Texte fourni:
•••

Quatre agents de la Régie intermunicipale de police Richelieu–Saint-Laurent se présentent sur place. Certains policiers voient Anthony Pratte-Lops faire des doigts d’honneur vers le commerce et insulter son ex-copine à voix haute. Quand celle-ci demande d’aller récupérer ses affaires à leur ancien appartement, Anthony Pratte-Lops accepte, mais refuse qu’elle soit accompagnée de policiers. Il n’est pas arrêté à ce moment.

Le cellulaire de son ex-copine en main, Pratte-Lops découvre qu’elle a un nouvel amoureux. Il publie en ligne une vidéo fielleuse envers la jeune femme. Un peu plus tard dans la journée, Daphné Huard-Boudreault retourne dans leur appartement pour chercher son téléphone, suivie par une policière dans une autre voiture. Le meurtrier l’attendait. Sa gorge était déjà coupée à l’arrivée de la policière, quelques secondes plus tard.

« Une faute »

Au procès en déontologie policière en 2022, la famille a appris que les agents n’avaient pas appliqué adéquatement la Directive pour violence conjugale, au prétexte que Daphné Huard-Boudreault n’avait pas de « blessures apparentes ». Or, il s’agit d’une faute déterminante, selon les avocates de la famille, MVirginie Dufresne-Lemire et MImane Melab.

•••

Lignes répertoriées:
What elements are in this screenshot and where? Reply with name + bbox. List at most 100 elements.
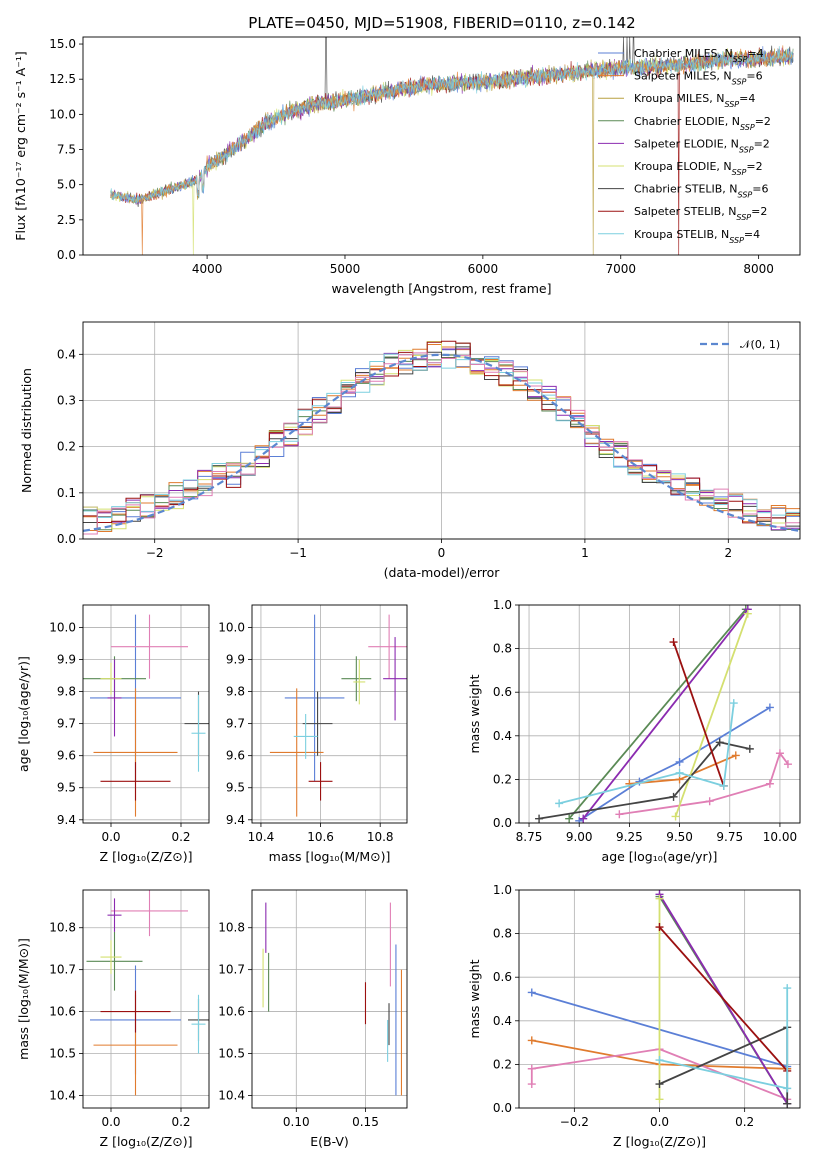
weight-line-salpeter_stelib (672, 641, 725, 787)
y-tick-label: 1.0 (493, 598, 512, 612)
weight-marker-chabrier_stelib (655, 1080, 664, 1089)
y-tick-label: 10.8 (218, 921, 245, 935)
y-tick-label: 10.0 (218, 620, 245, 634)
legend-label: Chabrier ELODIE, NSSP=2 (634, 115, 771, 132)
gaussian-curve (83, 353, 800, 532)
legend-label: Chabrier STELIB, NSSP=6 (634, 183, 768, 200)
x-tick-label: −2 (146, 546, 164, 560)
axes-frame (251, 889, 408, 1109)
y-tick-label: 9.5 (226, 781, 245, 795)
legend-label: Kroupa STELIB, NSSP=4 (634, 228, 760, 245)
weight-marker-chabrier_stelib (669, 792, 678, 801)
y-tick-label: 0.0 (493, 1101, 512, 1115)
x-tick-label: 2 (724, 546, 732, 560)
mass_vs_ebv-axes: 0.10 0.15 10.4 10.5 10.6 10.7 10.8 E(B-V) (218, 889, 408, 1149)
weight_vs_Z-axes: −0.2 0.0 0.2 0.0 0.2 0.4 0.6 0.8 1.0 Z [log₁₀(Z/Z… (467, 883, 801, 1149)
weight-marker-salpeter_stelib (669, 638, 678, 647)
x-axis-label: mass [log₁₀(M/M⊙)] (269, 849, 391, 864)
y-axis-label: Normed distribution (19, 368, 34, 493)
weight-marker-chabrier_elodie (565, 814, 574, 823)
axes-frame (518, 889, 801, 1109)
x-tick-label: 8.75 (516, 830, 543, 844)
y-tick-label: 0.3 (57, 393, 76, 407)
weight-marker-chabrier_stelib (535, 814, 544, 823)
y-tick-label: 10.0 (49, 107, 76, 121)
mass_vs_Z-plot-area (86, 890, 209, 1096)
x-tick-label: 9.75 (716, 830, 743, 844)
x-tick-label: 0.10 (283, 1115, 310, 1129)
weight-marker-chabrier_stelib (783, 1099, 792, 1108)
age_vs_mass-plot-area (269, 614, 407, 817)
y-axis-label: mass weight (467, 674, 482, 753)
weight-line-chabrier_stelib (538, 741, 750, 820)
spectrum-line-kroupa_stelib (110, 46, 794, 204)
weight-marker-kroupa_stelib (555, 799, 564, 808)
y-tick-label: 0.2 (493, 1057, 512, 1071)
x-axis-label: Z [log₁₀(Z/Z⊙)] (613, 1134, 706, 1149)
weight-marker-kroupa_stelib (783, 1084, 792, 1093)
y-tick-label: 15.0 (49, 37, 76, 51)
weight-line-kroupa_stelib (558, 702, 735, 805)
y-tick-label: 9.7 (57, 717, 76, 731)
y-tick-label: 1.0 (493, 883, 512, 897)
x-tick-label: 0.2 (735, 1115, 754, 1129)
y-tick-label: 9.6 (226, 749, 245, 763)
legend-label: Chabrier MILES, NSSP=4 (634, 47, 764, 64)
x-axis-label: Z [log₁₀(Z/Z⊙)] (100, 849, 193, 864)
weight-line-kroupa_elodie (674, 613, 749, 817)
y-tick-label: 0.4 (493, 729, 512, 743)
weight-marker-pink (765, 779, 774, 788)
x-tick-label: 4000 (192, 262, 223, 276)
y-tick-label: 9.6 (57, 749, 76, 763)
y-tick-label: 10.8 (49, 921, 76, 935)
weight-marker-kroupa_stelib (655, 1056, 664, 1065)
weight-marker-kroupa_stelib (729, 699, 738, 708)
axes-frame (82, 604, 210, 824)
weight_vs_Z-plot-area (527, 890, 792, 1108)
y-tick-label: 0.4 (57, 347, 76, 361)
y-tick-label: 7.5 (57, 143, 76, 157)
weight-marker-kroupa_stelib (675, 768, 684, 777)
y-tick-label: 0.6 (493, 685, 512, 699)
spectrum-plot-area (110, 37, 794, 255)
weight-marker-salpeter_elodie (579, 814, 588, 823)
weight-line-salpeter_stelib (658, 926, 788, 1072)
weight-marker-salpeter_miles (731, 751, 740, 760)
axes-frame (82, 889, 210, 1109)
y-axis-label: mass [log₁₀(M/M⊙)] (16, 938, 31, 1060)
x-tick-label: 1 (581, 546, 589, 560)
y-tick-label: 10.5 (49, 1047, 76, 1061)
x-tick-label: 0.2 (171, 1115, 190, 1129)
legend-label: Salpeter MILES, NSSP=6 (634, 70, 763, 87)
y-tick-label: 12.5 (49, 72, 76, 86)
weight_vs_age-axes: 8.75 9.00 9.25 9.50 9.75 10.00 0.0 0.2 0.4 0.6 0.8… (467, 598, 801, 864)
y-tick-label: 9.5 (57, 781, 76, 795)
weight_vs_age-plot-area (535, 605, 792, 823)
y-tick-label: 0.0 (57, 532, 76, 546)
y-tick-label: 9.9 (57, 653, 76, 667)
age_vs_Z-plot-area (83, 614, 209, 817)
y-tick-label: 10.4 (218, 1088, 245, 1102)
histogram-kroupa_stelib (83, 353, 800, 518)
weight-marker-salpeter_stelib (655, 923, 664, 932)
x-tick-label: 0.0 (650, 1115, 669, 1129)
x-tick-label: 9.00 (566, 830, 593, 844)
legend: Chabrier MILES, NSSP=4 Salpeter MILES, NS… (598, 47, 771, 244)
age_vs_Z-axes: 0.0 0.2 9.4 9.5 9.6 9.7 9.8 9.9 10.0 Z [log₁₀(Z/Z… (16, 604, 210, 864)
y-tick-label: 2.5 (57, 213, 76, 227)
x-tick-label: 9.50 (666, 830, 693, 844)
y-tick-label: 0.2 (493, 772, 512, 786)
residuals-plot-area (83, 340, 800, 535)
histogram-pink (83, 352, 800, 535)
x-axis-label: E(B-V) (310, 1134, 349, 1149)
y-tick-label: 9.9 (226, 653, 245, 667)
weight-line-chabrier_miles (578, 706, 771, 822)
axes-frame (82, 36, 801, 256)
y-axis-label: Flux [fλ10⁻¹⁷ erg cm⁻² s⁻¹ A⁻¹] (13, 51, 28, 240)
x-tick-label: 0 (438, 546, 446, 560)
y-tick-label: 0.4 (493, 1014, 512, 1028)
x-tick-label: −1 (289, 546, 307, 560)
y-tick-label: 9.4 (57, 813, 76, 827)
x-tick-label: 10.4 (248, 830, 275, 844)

•••

Exercice proposé: Poursuivez le texte sur le meurtre de Daphné Huard-Boudreault en reprenant juste après sa dernière phrase.

Réponse à la consigne:
« Les [policiers] ont commis une faute en exigeant que des menaces ou des blessures physiques constatées sur la victime soient nécessaires pour enclencher l’application des directives en matière de violence conjugale », soutiennent les avocates de la famille.

Ces exigences supplémentaires ont engendré une réduction du champ d’application des directives en matière de violence conjugale et ont directement contribué au sort tragique de Daphné.

Les avocates de la famille de Daphné Huard-Boudreault

De plus, les hauts dirigeants de la Régie étaient « au fait de l’interprétation et de l’application erronée des directives en matière de violence conjugale », affirme-t-on dans la poursuite.

Selon la famille de la victime, les policiers de la Régie n’ont pas pris en compte de nombreux facteurs cruciaux lors de l’intervention, dont l’entrée par effraction dans le véhicule, la présence indésirée de l’ex-conjoint au commerce, les insultes lancées par ce dernier, le vol du cellulaire et le contexte de rupture amoureuse.

« Ils ont omis de porter des accusations à l’encontre de M. Pratte et en dépit de la volonté de Daphné, et ce, malgré leur constatation que des actes criminels avaient été perpétrés par ce dernier », poursuit-on dans la requête.

« Le cas de Daphné illustre certains mythes et stéréotypes entourant la violence conjugale. Par cette poursuite, la famille de Daphné souhaite recevoir une compensation pour les dommages subis et aider à faire la lumière sur la réalité de la violence conjugale », soutient MDufresne-Lemire dans un communiqué.

Les avocates réclament 1 million de dollars en dommages pour les membres de la famille en raison du choc post-traumatique qu’ils ont subi et de leurs séquelles « particulièrement élevées ».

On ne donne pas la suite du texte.